- EXERCISE DESCRIPTION -
Gather all lines from the material that contain "是以史为鉴".

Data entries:
§ §

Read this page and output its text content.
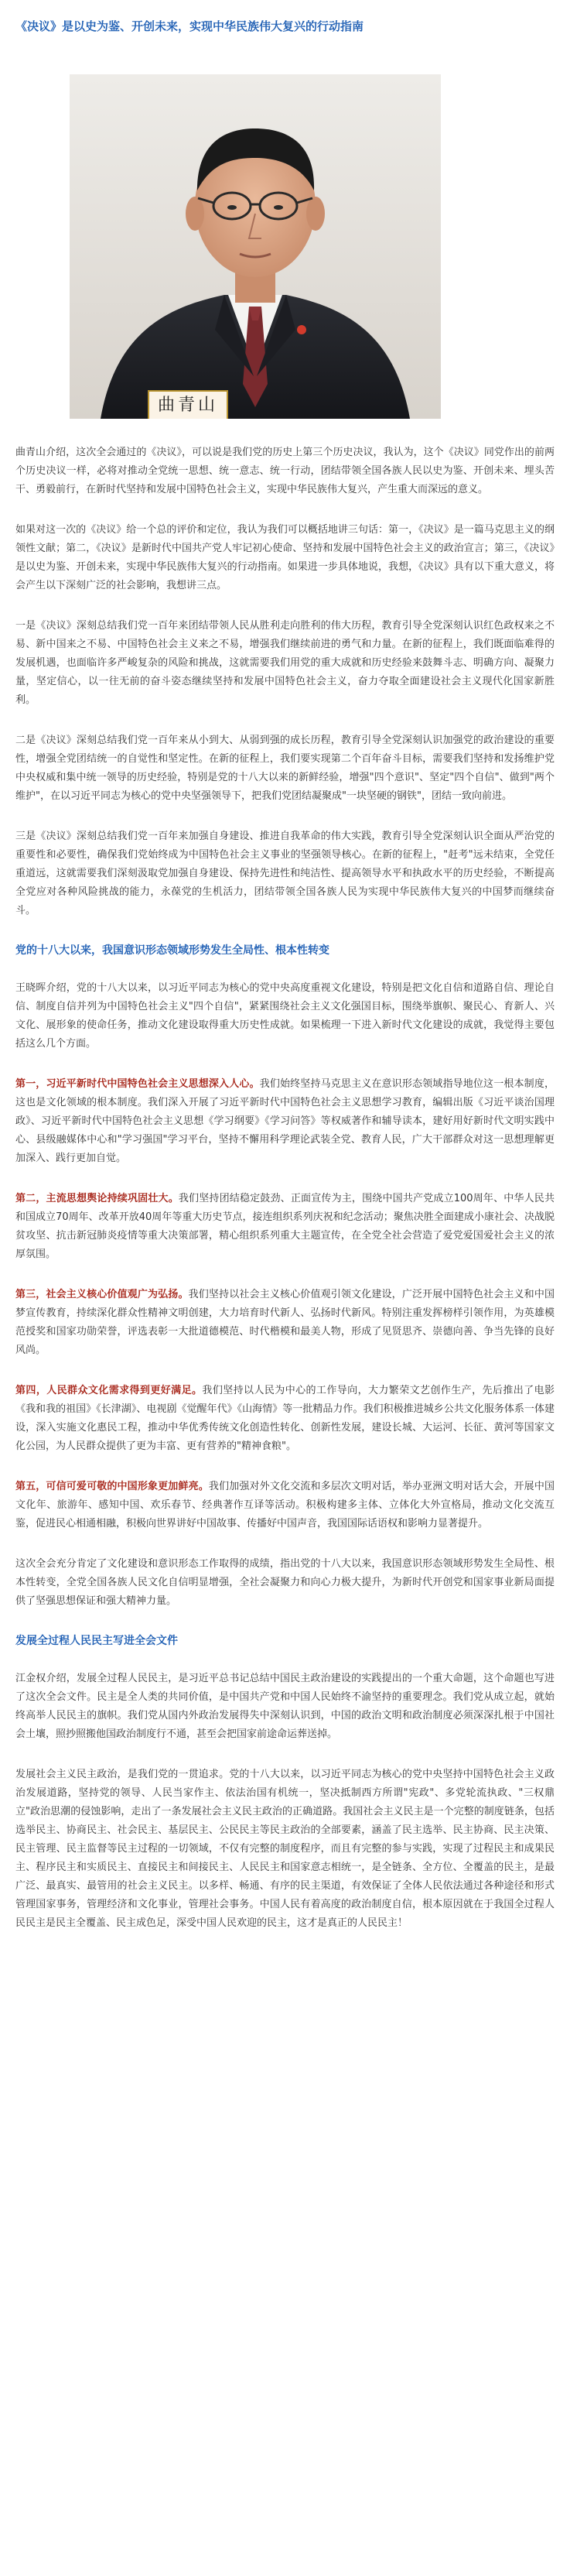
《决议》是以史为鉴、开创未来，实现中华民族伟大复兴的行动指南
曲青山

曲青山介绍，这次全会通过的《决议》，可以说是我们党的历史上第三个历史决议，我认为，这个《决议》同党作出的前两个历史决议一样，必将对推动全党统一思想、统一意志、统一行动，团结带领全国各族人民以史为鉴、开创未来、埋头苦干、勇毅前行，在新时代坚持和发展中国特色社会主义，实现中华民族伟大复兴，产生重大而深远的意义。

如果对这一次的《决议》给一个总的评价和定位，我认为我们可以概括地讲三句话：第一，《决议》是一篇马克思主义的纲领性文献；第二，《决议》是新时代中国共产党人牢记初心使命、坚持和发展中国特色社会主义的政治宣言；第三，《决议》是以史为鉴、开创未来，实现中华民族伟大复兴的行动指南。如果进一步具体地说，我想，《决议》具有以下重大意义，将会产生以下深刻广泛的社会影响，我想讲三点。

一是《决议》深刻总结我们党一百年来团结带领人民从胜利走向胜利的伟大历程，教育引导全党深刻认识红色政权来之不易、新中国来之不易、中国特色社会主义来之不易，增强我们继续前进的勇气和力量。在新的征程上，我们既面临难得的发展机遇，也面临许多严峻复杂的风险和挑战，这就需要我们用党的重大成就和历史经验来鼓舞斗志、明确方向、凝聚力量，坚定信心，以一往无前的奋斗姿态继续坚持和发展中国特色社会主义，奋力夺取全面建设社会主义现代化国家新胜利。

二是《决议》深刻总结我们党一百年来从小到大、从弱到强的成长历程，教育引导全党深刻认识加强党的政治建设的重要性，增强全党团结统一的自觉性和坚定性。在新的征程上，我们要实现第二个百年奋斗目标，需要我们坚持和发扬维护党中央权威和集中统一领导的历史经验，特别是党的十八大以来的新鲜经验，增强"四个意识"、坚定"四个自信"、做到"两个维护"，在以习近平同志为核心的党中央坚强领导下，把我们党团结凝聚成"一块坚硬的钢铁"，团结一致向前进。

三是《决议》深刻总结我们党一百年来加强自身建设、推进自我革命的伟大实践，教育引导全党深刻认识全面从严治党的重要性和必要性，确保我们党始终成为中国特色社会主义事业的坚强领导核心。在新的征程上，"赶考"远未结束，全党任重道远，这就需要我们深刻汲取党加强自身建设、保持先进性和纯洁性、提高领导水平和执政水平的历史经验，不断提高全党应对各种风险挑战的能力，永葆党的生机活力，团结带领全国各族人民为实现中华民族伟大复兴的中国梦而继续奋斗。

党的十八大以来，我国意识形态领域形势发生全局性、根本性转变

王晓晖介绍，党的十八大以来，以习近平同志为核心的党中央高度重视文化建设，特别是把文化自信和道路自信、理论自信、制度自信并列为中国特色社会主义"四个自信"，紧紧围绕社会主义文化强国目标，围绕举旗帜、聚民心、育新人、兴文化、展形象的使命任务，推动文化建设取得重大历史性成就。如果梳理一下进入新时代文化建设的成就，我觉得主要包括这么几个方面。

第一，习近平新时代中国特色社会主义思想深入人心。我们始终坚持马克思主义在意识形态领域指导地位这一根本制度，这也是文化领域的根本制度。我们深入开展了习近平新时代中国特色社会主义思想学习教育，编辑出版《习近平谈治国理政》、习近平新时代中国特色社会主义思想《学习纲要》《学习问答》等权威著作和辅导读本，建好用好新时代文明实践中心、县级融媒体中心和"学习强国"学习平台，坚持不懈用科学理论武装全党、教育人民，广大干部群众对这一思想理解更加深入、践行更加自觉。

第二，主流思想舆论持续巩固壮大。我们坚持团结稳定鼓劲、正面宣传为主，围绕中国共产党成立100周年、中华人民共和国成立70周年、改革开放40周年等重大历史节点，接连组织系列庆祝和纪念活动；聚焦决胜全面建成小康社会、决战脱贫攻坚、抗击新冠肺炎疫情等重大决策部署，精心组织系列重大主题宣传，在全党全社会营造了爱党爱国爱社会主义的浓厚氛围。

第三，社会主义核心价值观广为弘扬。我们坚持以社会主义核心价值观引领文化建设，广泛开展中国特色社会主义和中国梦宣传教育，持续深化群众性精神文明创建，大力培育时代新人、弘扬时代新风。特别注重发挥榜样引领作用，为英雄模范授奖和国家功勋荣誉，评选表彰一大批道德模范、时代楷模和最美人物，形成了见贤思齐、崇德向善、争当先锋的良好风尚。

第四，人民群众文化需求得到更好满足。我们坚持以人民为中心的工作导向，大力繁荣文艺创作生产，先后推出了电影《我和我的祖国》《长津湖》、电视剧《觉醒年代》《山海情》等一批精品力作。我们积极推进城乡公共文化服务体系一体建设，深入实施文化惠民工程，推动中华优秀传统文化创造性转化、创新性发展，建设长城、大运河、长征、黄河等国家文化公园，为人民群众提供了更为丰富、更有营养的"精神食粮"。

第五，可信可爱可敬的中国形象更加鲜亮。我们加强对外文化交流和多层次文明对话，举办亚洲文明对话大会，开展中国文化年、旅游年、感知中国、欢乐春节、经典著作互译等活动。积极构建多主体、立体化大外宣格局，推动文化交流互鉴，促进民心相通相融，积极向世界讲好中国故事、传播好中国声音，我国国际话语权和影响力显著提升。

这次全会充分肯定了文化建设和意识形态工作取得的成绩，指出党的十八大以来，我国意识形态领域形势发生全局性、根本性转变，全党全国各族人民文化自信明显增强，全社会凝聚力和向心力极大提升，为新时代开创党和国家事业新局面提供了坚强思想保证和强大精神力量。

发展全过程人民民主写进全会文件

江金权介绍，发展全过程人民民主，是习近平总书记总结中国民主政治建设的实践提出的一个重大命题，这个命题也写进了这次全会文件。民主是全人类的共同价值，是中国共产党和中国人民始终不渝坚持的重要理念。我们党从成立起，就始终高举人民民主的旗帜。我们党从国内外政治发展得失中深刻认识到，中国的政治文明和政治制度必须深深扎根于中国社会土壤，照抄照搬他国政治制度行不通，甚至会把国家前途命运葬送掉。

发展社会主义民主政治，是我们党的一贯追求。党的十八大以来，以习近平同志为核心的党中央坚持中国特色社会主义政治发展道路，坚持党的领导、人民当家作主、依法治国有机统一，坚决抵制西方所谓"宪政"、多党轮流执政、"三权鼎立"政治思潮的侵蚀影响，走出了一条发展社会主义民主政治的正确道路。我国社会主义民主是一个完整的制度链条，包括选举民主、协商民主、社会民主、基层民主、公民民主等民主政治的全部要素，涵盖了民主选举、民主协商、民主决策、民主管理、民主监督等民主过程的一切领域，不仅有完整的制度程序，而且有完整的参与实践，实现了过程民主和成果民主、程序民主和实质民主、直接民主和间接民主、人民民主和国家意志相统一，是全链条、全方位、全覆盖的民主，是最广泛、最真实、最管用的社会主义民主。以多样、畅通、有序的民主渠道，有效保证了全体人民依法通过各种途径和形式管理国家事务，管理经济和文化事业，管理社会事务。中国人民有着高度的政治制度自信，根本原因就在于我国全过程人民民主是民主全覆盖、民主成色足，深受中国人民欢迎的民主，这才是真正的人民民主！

§ §

- EXERCISE SOLUTION -
《决议》是以史为鉴、开创未来，实现中华民族伟大复兴的行动指南
如果对这一次的《决议》给一个总的评价和定位，我认为我们可以概括地讲三句话：第一，《决议》是一篇马克思主义的纲领性文献；第二，《决议》是新时代中国共产党人牢记初心使命、坚持和发展中国特色社会主义的政治宣言；第三，《决议》是以史为鉴、开创未来，实现中华民族伟大复兴的行动指南。如果进一步具体地说，我想，《决议》具有以下重大意义，将会产生以下深刻广泛的社会影响，我想讲三点。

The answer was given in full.